● **Problem requirements**:
Restate all the material verbatim, except for the pictures.

● **Given records**:
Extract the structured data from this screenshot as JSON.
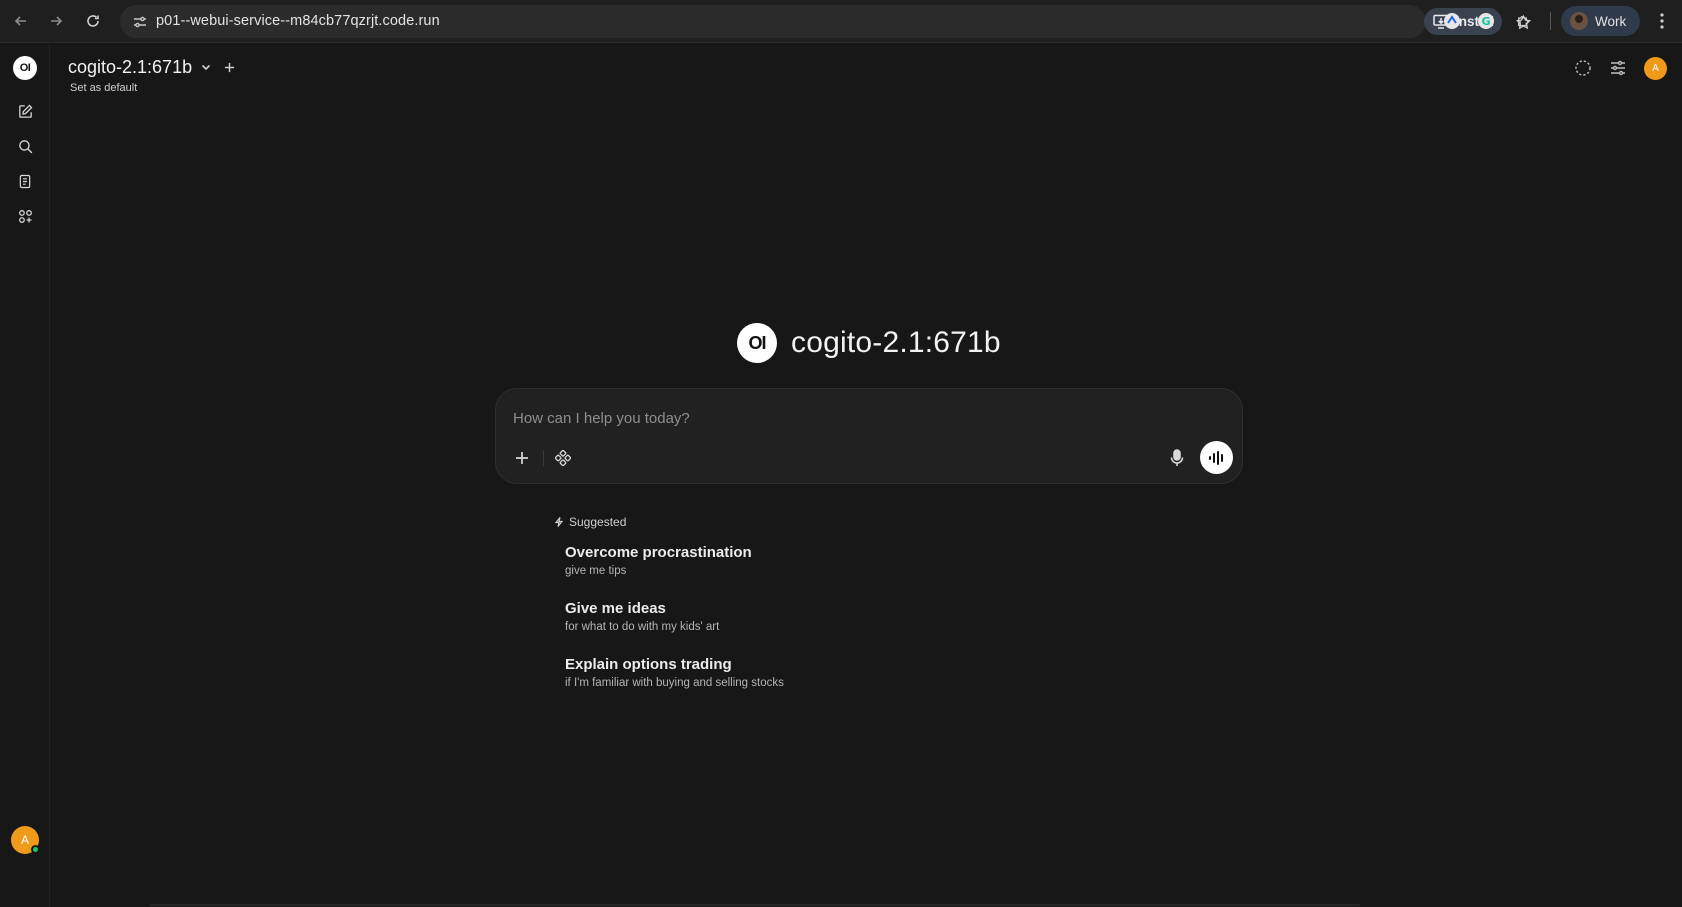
{
  "browser": {
    "url": "p01--webui-service--m84cb77qzrjt.code.run",
    "install_label": "Install",
    "profile_label": "Work",
    "icons": [
      "back-icon",
      "forward-icon",
      "reload-icon",
      "site-info-icon",
      "install-app-icon",
      "bookmark-star-icon",
      "extension-icon",
      "grammarly-icon",
      "puzzle-icon",
      "menu-kebab-icon"
    ]
  },
  "sidebar": {
    "logo_text": "OI",
    "items": [
      {
        "name": "new-chat",
        "icon": "edit-icon"
      },
      {
        "name": "search",
        "icon": "search-icon"
      },
      {
        "name": "notes",
        "icon": "notes-icon"
      },
      {
        "name": "workspace",
        "icon": "apps-icon"
      }
    ],
    "user_initial": "A"
  },
  "header": {
    "model_name": "cogito-2.1:671b",
    "set_default_label": "Set as default",
    "user_initial": "A"
  },
  "hero": {
    "logo_text": "OI",
    "title": "cogito-2.1:671b"
  },
  "prompt": {
    "placeholder": "How can I help you today?",
    "value": ""
  },
  "suggestions": {
    "heading": "Suggested",
    "items": [
      {
        "title": "Overcome procrastination",
        "subtitle": "give me tips"
      },
      {
        "title": "Give me ideas",
        "subtitle": "for what to do with my kids' art"
      },
      {
        "title": "Explain options trading",
        "subtitle": "if I'm familiar with buying and selling stocks"
      }
    ]
  },
  "colors": {
    "background": "#171717",
    "accent_avatar": "#f09a1a",
    "online": "#22c55e"
  }
}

● **Task result**:
Extract the structured data from this screenshot as JSON.
{
  "browser": {
    "url": "p01--webui-service--m84cb77qzrjt.code.run",
    "install_label": "Install",
    "profile_label": "Work",
    "icons": [
      "back-icon",
      "forward-icon",
      "reload-icon",
      "site-info-icon",
      "install-app-icon",
      "bookmark-star-icon",
      "extension-icon",
      "grammarly-icon",
      "puzzle-icon",
      "menu-kebab-icon"
    ]
  },
  "sidebar": {
    "logo_text": "OI",
    "items": [
      {
        "name": "new-chat",
        "icon": "edit-icon"
      },
      {
        "name": "search",
        "icon": "search-icon"
      },
      {
        "name": "notes",
        "icon": "notes-icon"
      },
      {
        "name": "workspace",
        "icon": "apps-icon"
      }
    ],
    "user_initial": "A"
  },
  "header": {
    "model_name": "cogito-2.1:671b",
    "set_default_label": "Set as default",
    "user_initial": "A"
  },
  "hero": {
    "logo_text": "OI",
    "title": "cogito-2.1:671b"
  },
  "prompt": {
    "placeholder": "How can I help you today?",
    "value": ""
  },
  "suggestions": {
    "heading": "Suggested",
    "items": [
      {
        "title": "Overcome procrastination",
        "subtitle": "give me tips"
      },
      {
        "title": "Give me ideas",
        "subtitle": "for what to do with my kids' art"
      },
      {
        "title": "Explain options trading",
        "subtitle": "if I'm familiar with buying and selling stocks"
      }
    ]
  },
  "colors": {
    "background": "#171717",
    "accent_avatar": "#f09a1a",
    "online": "#22c55e"
  }
}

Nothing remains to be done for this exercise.